TASK GOAL – Locate and copy all lines bearing the word "this".

** START OF EXTRACTED DATA **

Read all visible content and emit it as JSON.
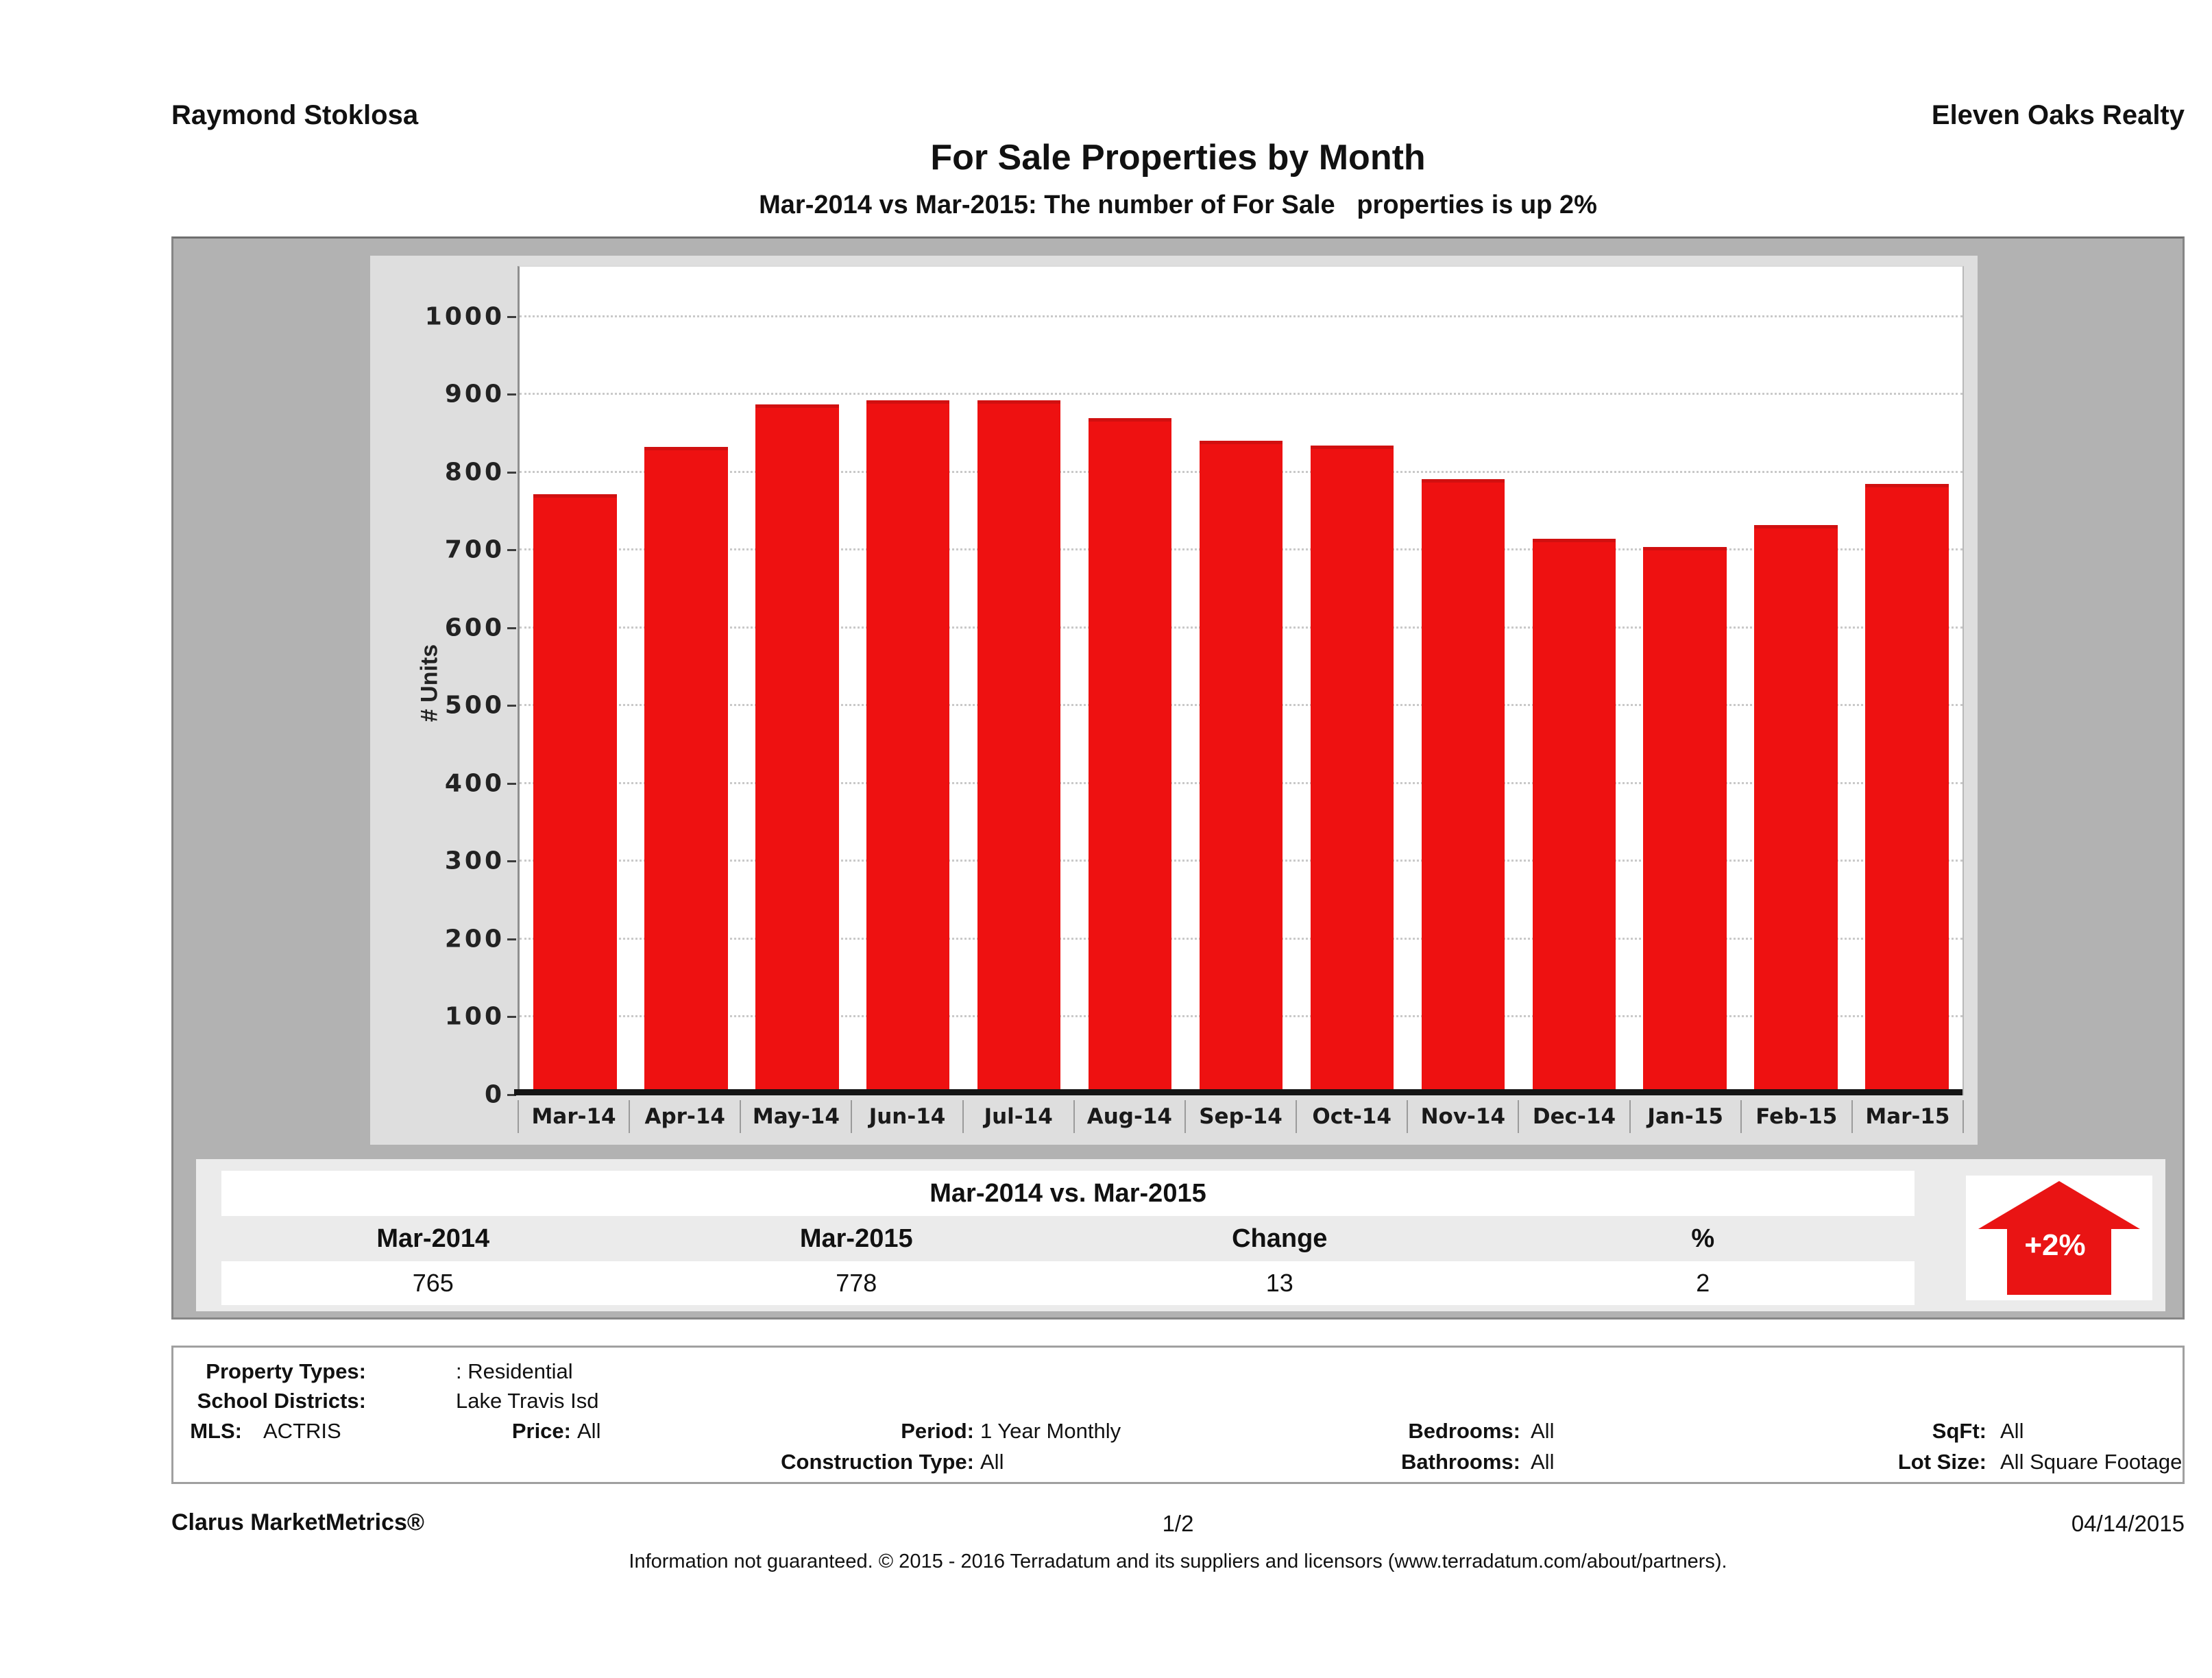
{
  "header": {
    "agent": "Raymond Stoklosa",
    "brokerage": "Eleven Oaks Realty",
    "title": "For Sale Properties by Month",
    "subtitle": "Mar-2014 vs Mar-2015: The number of For Sale   properties is up 2%"
  },
  "chart_data": {
    "type": "bar",
    "title": "For Sale Properties by Month",
    "categories": [
      "Mar-14",
      "Apr-14",
      "May-14",
      "Jun-14",
      "Jul-14",
      "Aug-14",
      "Sep-14",
      "Oct-14",
      "Nov-14",
      "Dec-14",
      "Jan-15",
      "Feb-15",
      "Mar-15"
    ],
    "values": [
      765,
      825,
      880,
      885,
      885,
      862,
      833,
      827,
      784,
      707,
      697,
      725,
      778
    ],
    "xlabel": "",
    "ylabel": "# Units",
    "ylim": [
      0,
      1000
    ],
    "ytick_step": 100,
    "axis_headroom_max": 1065,
    "grid": "dotted horizontal",
    "legend": "none",
    "bar_color": "#ee1111"
  },
  "summary": {
    "title": "Mar-2014 vs. Mar-2015",
    "columns": [
      "Mar-2014",
      "Mar-2015",
      "Change",
      "%"
    ],
    "values": [
      "765",
      "778",
      "13",
      "2"
    ],
    "badge": "+2%",
    "badge_color": "#e91414"
  },
  "details": {
    "property_types": {
      "label": "Property Types:",
      "value": ": Residential"
    },
    "school_districts": {
      "label": "School Districts:",
      "value": "Lake Travis Isd"
    },
    "mls": {
      "label": "MLS:",
      "value": "ACTRIS"
    },
    "price": {
      "label": "Price:",
      "value": "All"
    },
    "period": {
      "label": "Period:",
      "value": "1 Year Monthly"
    },
    "bedrooms": {
      "label": "Bedrooms:",
      "value": "All"
    },
    "sqft": {
      "label": "SqFt:",
      "value": "All"
    },
    "construction_type": {
      "label": "Construction Type:",
      "value": "All"
    },
    "bathrooms": {
      "label": "Bathrooms:",
      "value": "All"
    },
    "lot_size": {
      "label": "Lot Size:",
      "value": "All Square Footage"
    }
  },
  "footer": {
    "product": "Clarus MarketMetrics®",
    "page": "1/2",
    "date": "04/14/2015",
    "disclaimer": "Information not guaranteed. © 2015 - 2016 Terradatum and its suppliers and licensors (www.terradatum.com/about/partners)."
  }
}
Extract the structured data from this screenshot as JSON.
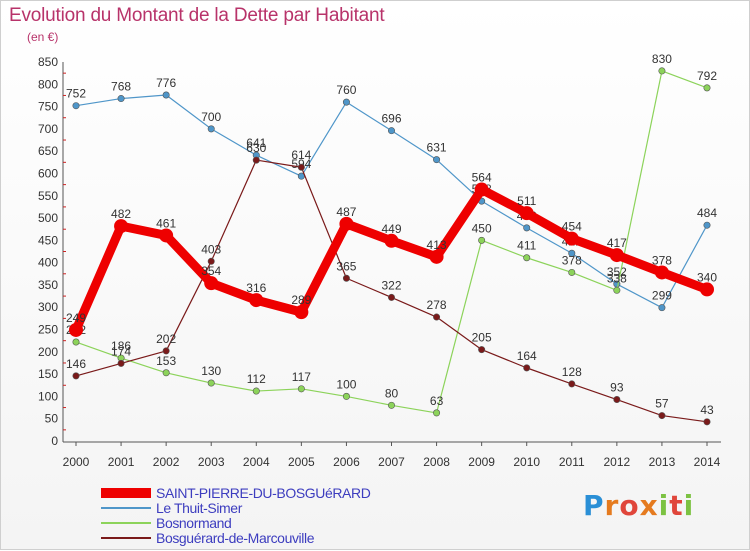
{
  "title": "Evolution du Montant de la Dette par Habitant",
  "subtitle": "(en €)",
  "logo": {
    "letters": [
      "P",
      "r",
      "o",
      "x",
      "i",
      "t",
      "i"
    ]
  },
  "chart_data": {
    "type": "line",
    "x": [
      2000,
      2001,
      2002,
      2003,
      2004,
      2005,
      2006,
      2007,
      2008,
      2009,
      2010,
      2011,
      2012,
      2013,
      2014
    ],
    "ylim": [
      0,
      850
    ],
    "yticks": [
      0,
      50,
      100,
      150,
      200,
      250,
      300,
      350,
      400,
      450,
      500,
      550,
      600,
      650,
      700,
      750,
      800,
      850
    ],
    "grid": false,
    "legend_position": "bottom-left",
    "series": [
      {
        "name": "SAINT-PIERRE-DU-BOSGUéRARD",
        "color": "#ee0000",
        "width": 9,
        "values": [
          249,
          482,
          461,
          354,
          316,
          289,
          487,
          449,
          413,
          564,
          511,
          454,
          417,
          378,
          340
        ]
      },
      {
        "name": "Le Thuit-Simer",
        "color": "#4f96c9",
        "width": 1.2,
        "values": [
          752,
          768,
          776,
          700,
          641,
          594,
          760,
          696,
          631,
          538,
          478,
          421,
          352,
          299,
          484
        ]
      },
      {
        "name": "Bosnormand",
        "color": "#8cd35a",
        "width": 1.2,
        "values": [
          222,
          186,
          153,
          130,
          112,
          117,
          100,
          80,
          63,
          450,
          411,
          378,
          338,
          830,
          792
        ]
      },
      {
        "name": "Bosguérard-de-Marcouville",
        "color": "#7a1a1a",
        "width": 1.2,
        "values": [
          146,
          174,
          202,
          403,
          630,
          614,
          365,
          322,
          278,
          205,
          164,
          128,
          93,
          57,
          43
        ]
      }
    ]
  }
}
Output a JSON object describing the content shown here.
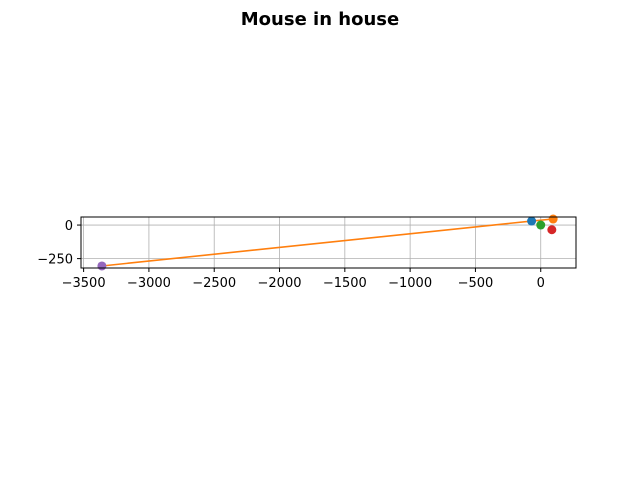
{
  "chart_data": {
    "type": "scatter",
    "title": "Mouse in house",
    "xlabel": "",
    "ylabel": "",
    "xlim": [
      -3520,
      270
    ],
    "ylim": [
      -320,
      60
    ],
    "grid": true,
    "xticks": [
      -3500,
      -3000,
      -2500,
      -2000,
      -1500,
      -1000,
      -500,
      0
    ],
    "xtick_labels": [
      "−3500",
      "−3000",
      "−2500",
      "−2000",
      "−1500",
      "−1000",
      "−500",
      "0"
    ],
    "yticks": [
      0,
      -250
    ],
    "ytick_labels": [
      "0",
      "−250"
    ],
    "points": [
      {
        "x": -70,
        "y": 30,
        "color": "#1f77b4"
      },
      {
        "x": 95,
        "y": 45,
        "color": "#ff7f0e"
      },
      {
        "x": 0,
        "y": 0,
        "color": "#2ca02c"
      },
      {
        "x": 85,
        "y": -35,
        "color": "#d62728"
      },
      {
        "x": -3360,
        "y": -305,
        "color": "#9467bd"
      }
    ],
    "line": {
      "color": "#ff7f0e",
      "points": [
        {
          "x": -3360,
          "y": -305
        },
        {
          "x": -70,
          "y": 30
        },
        {
          "x": 95,
          "y": 45
        }
      ]
    }
  }
}
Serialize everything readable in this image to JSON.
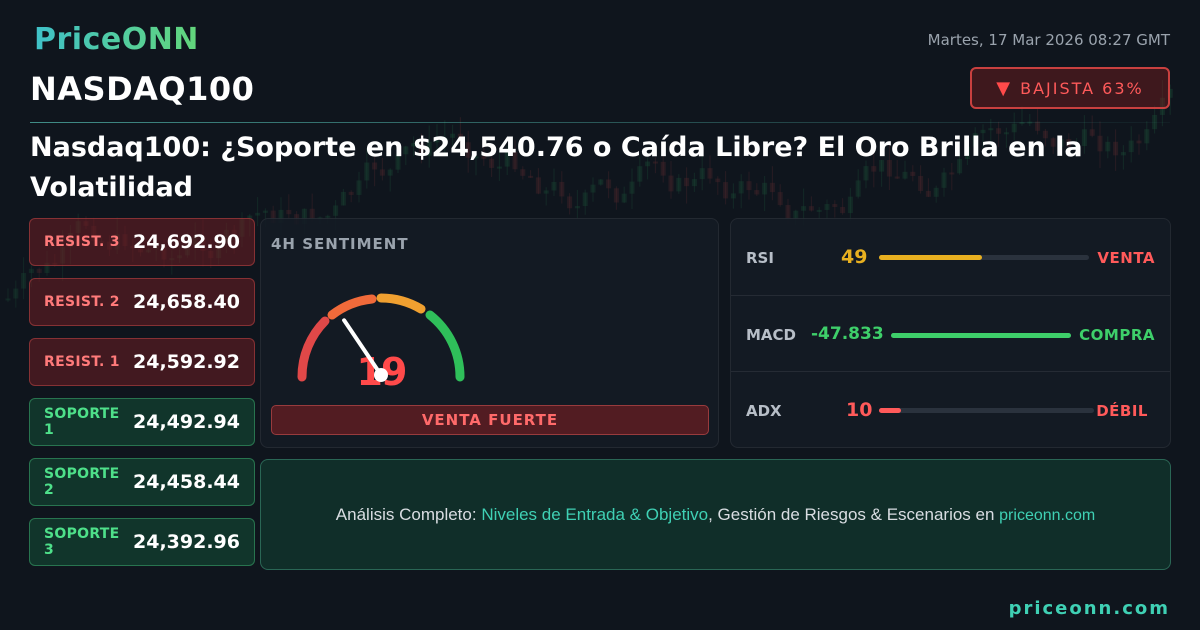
{
  "brand": {
    "logo": "PriceONN"
  },
  "header": {
    "datetime": "Martes, 17 Mar 2026 08:27 GMT",
    "symbol": "NASDAQ100",
    "trend_label": "BAJISTA 63%",
    "trend_arrow": "▼"
  },
  "headline": "Nasdaq100: ¿Soporte en $24,540.76 o Caída Libre? El Oro Brilla en la Volatilidad",
  "levels": [
    {
      "label": "RESIST. 3",
      "value": "24,692.90",
      "kind": "resistance"
    },
    {
      "label": "RESIST. 2",
      "value": "24,658.40",
      "kind": "resistance"
    },
    {
      "label": "RESIST. 1",
      "value": "24,592.92",
      "kind": "resistance"
    },
    {
      "label": "SOPORTE 1",
      "value": "24,492.94",
      "kind": "support"
    },
    {
      "label": "SOPORTE 2",
      "value": "24,458.44",
      "kind": "support"
    },
    {
      "label": "SOPORTE 3",
      "value": "24,392.96",
      "kind": "support"
    }
  ],
  "sentiment": {
    "title": "4H SENTIMENT",
    "score": "19",
    "score_value": 19,
    "label": "VENTA FUERTE"
  },
  "indicators": [
    {
      "name": "RSI",
      "value": "49",
      "level": 0.49,
      "signal": "VENTA",
      "value_color": "#e8b020",
      "bar_color": "#e8b020",
      "signal_color": "#ff5a5a"
    },
    {
      "name": "MACD",
      "value": "-47.833",
      "level": 1.0,
      "signal": "COMPRA",
      "value_color": "#3ecf6a",
      "bar_color": "#3ecf6a",
      "signal_color": "#3ecf6a"
    },
    {
      "name": "ADX",
      "value": "10",
      "level": 0.1,
      "signal": "DÉBIL",
      "value_color": "#ff5a5a",
      "bar_color": "#ff5a5a",
      "signal_color": "#ff5a5a"
    }
  ],
  "cta": {
    "prefix": "Análisis Completo: ",
    "highlight": "Niveles de Entrada & Objetivo",
    "middle": ", Gestión de Riesgos & Escenarios en ",
    "site": "priceonn.com"
  },
  "footer": {
    "site": "priceonn.com"
  },
  "colors": {
    "accent": "#3fd0b4",
    "bearish": "#ff5a5a",
    "bullish": "#3ecf6a"
  }
}
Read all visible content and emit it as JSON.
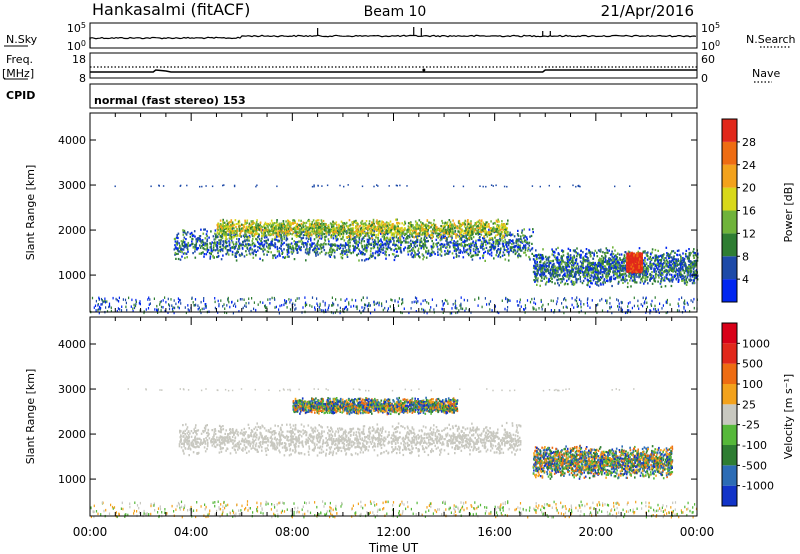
{
  "header": {
    "station": "Hankasalmi (fitACF)",
    "beam": "Beam 10",
    "date": "21/Apr/2016"
  },
  "top_panels": {
    "nsky_label": "N.Sky",
    "nsky_tick_top": "10^5",
    "nsky_tick_bottom": "10^0",
    "nsearch_label": "N.Search",
    "freq_label_1": "Freq.",
    "freq_label_2": "[MHz]",
    "freq_tick_top": "18",
    "freq_tick_bottom": "8",
    "nave_label": "Nave",
    "nave_tick_top": "60",
    "nave_tick_bottom": "0",
    "cpid_label": "CPID",
    "cpid_text": "normal (fast stereo) 153"
  },
  "chart_data": [
    {
      "type": "heatmap",
      "title": "",
      "xlabel": "Time UT",
      "ylabel": "Slant Range [km]",
      "xlim_hours": [
        0,
        24
      ],
      "ylim": [
        180,
        4600
      ],
      "x_tick_labels": [
        "00:00",
        "04:00",
        "08:00",
        "12:00",
        "16:00",
        "20:00",
        "00:00"
      ],
      "y_ticks": [
        1000,
        2000,
        3000,
        4000
      ],
      "colorbar": {
        "label": "Power [dB]",
        "ticks": [
          "4",
          "8",
          "12",
          "16",
          "20",
          "24",
          "28"
        ],
        "colors": [
          "#0026f0",
          "#1d4aa8",
          "#2e7d32",
          "#6fb33a",
          "#d8d81a",
          "#f3a21c",
          "#ee6c12",
          "#e1281b"
        ]
      },
      "echo_regions": [
        {
          "t0": 3.3,
          "t1": 17.5,
          "range_center": 1700,
          "range_width": 500,
          "level": "weak-to-medium"
        },
        {
          "t0": 5.0,
          "t1": 16.5,
          "range_center": 2050,
          "range_width": 300,
          "level": "medium"
        },
        {
          "t0": 17.5,
          "t1": 24.0,
          "range_center": 1200,
          "range_width": 600,
          "level": "strong patches"
        },
        {
          "t0": 21.2,
          "t1": 21.8,
          "range_center": 1300,
          "range_width": 300,
          "level": "max ~28 dB"
        }
      ]
    },
    {
      "type": "heatmap",
      "title": "",
      "xlabel": "Time UT",
      "ylabel": "Slant Range [km]",
      "xlim_hours": [
        0,
        24
      ],
      "ylim": [
        180,
        4600
      ],
      "x_tick_labels": [
        "00:00",
        "04:00",
        "08:00",
        "12:00",
        "16:00",
        "20:00",
        "00:00"
      ],
      "y_ticks": [
        1000,
        2000,
        3000,
        4000
      ],
      "colorbar": {
        "label": "Velocity [m s⁻¹]",
        "ticks": [
          "1000",
          "500",
          "100",
          "25",
          "-25",
          "-100",
          "-500",
          "-1000"
        ],
        "colors": [
          "#1234c8",
          "#2c6cb5",
          "#2e7d32",
          "#56b83a",
          "#c8c8c0",
          "#f3a21c",
          "#ee6c12",
          "#e1281b",
          "#d80018"
        ]
      },
      "echo_regions": [
        {
          "t0": 3.5,
          "t1": 17.0,
          "range_center": 1900,
          "range_width": 500,
          "level": "ground scatter (grey)"
        },
        {
          "t0": 8.0,
          "t1": 14.5,
          "range_center": 2650,
          "range_width": 250,
          "level": "orange / green"
        },
        {
          "t0": 17.5,
          "t1": 23.0,
          "range_center": 1400,
          "range_width": 500,
          "level": "mixed blue / orange"
        }
      ]
    }
  ]
}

** END OF EXTRACTED DATA **

WRITTEN RESPONSE –
Extract the structured data from this screenshot as JSON.
Serialize everything readable in this image to JSON.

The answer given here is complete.